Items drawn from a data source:
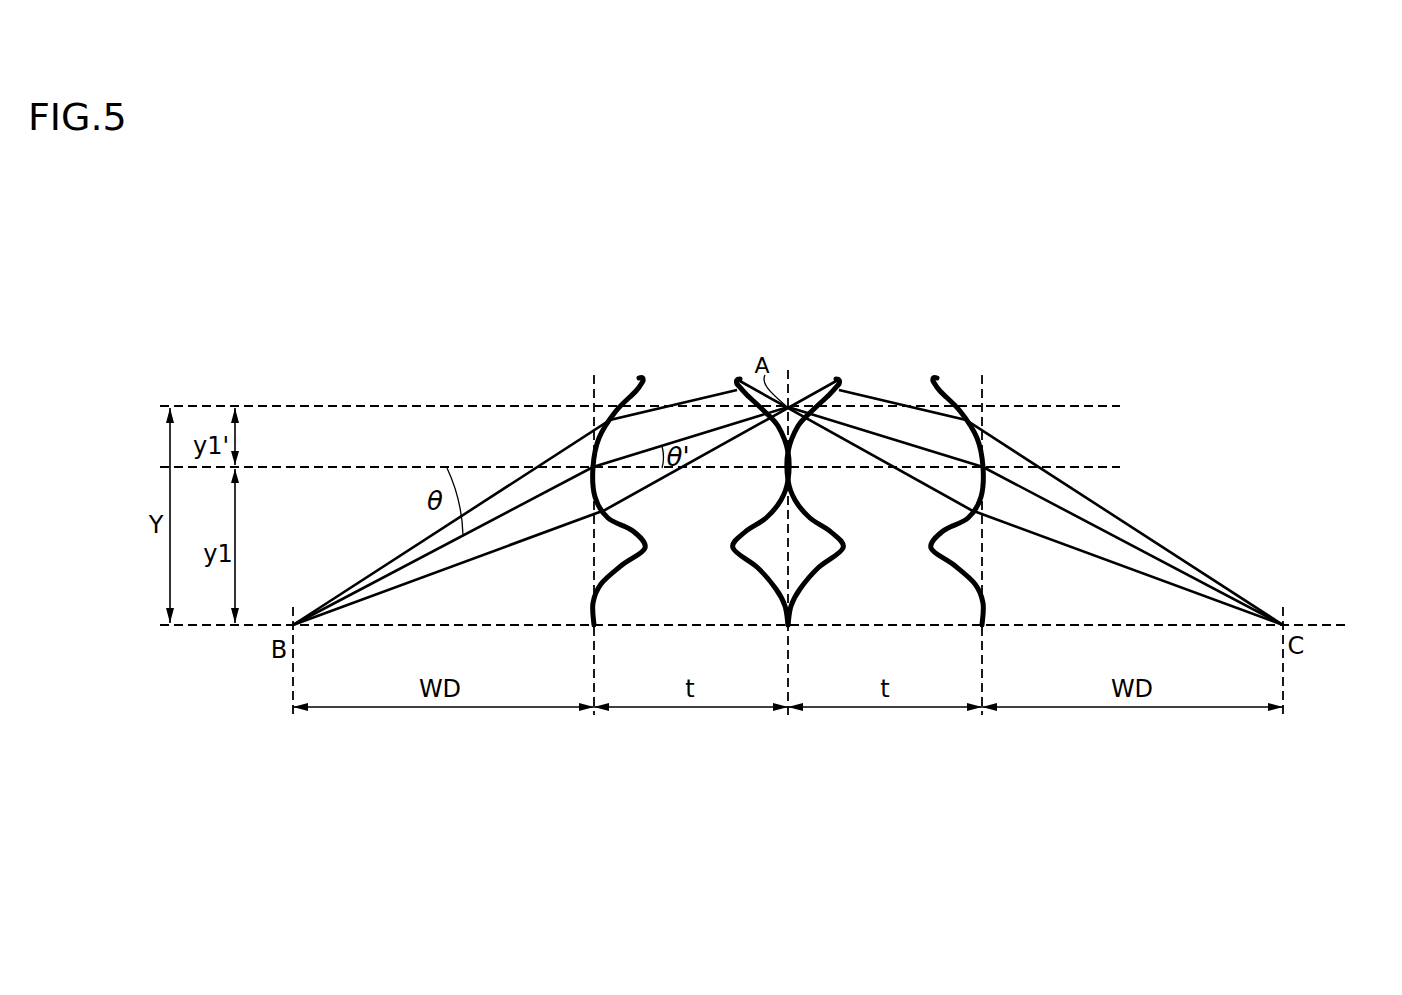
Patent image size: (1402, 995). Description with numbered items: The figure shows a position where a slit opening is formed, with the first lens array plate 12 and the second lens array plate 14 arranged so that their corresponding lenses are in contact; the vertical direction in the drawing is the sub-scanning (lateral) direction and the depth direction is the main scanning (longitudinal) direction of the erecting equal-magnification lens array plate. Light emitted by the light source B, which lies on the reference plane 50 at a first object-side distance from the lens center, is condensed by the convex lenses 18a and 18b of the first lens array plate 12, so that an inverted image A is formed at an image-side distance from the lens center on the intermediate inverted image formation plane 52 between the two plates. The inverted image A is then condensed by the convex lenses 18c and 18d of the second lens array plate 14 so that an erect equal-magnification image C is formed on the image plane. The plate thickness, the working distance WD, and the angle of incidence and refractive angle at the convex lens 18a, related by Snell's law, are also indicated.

The first lens array plate 12 is at (688, 495).
The second lens array plate 14 is at (886, 495).
The convex lens 18a is at (638, 387).
The convex lens 18b is at (740, 383).
The convex lens 18c is at (836, 384).
The convex lens 18d is at (935, 386).
The reference plane 50 is at (1337, 620).
The inverted image formation plane 52 is at (788, 396).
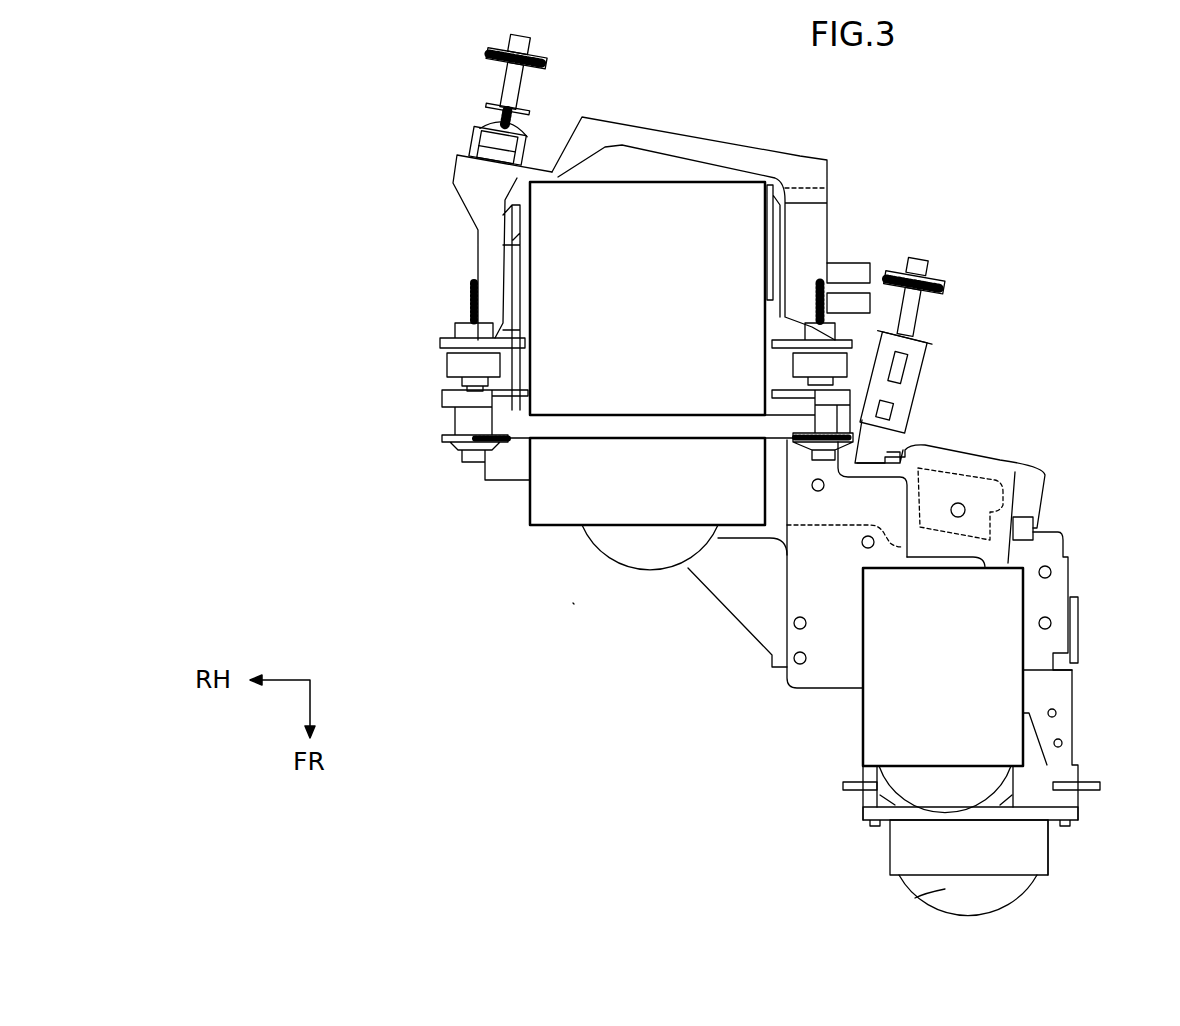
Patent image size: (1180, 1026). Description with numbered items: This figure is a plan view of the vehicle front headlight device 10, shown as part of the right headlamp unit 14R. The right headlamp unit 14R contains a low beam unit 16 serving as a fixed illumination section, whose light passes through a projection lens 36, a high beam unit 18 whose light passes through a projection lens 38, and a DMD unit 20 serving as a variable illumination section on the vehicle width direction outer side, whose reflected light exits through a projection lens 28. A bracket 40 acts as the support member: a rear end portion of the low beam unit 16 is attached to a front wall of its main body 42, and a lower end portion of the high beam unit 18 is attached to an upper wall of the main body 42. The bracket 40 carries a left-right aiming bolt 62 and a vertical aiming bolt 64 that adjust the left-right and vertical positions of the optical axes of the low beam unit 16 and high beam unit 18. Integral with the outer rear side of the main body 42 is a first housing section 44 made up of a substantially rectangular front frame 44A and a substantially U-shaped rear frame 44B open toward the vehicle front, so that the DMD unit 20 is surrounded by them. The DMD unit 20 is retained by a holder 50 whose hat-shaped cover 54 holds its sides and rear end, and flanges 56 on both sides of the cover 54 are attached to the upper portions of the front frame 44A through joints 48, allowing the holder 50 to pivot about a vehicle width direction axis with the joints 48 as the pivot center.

The vehicle front headlight device 10 is at (571, 606).
The right headlamp unit 14R is at (908, 222).
The low beam unit 16 is at (1056, 840).
The high beam unit 18 is at (1031, 704).
The DMD unit 20 is at (533, 530).
The projection lens 28 is at (644, 571).
The projection lens 36 is at (947, 888).
The projection lens 38 is at (1010, 790).
The bracket 40 is at (789, 692).
The main body 42 is at (830, 690).
The first housing section 44 is at (571, 441).
The front frame 44A is at (641, 426).
The rear frame 44B is at (641, 123).
The joint 48 is at (470, 363).
The holder 50 is at (514, 237).
The cover 54 is at (772, 208).
The flange 56 is at (440, 335).
The left-right aiming bolt 62 is at (484, 58).
The vertical aiming bolt 64 is at (945, 287).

§ WHAT IS REQUIRED: Rewrite the listing as a two-column CSV with the headers description and locations, starting at the beginning of the listing and ending at the line that contains "The reference plane 50 is at (1337, 620).", both included. Give one row per description paired with its location lines, put each field in quotation marks, replace line breaks with spaces, and omit the pictures.

§ RESPONSE TO THE EXERCISE:
description,locations
"Patent image size: (1402, 995). Description with numbered items: The figure shows a position where a slit opening is formed, with the first lens array plate 12 and the second lens array plate 14 arranged so that their corresponding lenses are in contact; the vertical direction in the drawing is the sub-scanning (lateral) direction and the depth direction is the main scanning (longitudinal) direction of the erecting equal-magnification lens array plate. Light emitted by the light source B, which lies on the reference plane 50 at a first object-side distance from the lens center, is condensed by the convex lenses 18a and 18b of the first lens array plate 12, so that an inverted image A is formed at an image-side distance from the lens center on the intermediate inverted image formation plane 52 between the two plates. The inverted image A is then condensed by the convex lenses 18c and 18d of the second lens array plate 14 so that an erect equal-magnification image C is formed on the image plane. The plate thickness, the working distance WD, and the angle of incidence and refractive angle at the convex lens 18a, related by Snell's law, are also indicated.","The first lens array plate 12 is at (688, 495). The second lens array plate 14 is at (886, 495). The convex lens 18a is at (638, 387). The convex lens 18b is at (740, 383). The convex lens 18c is at (836, 384). The convex lens 18d is at (935, 386). The reference plane 50 is at (1337, 620)."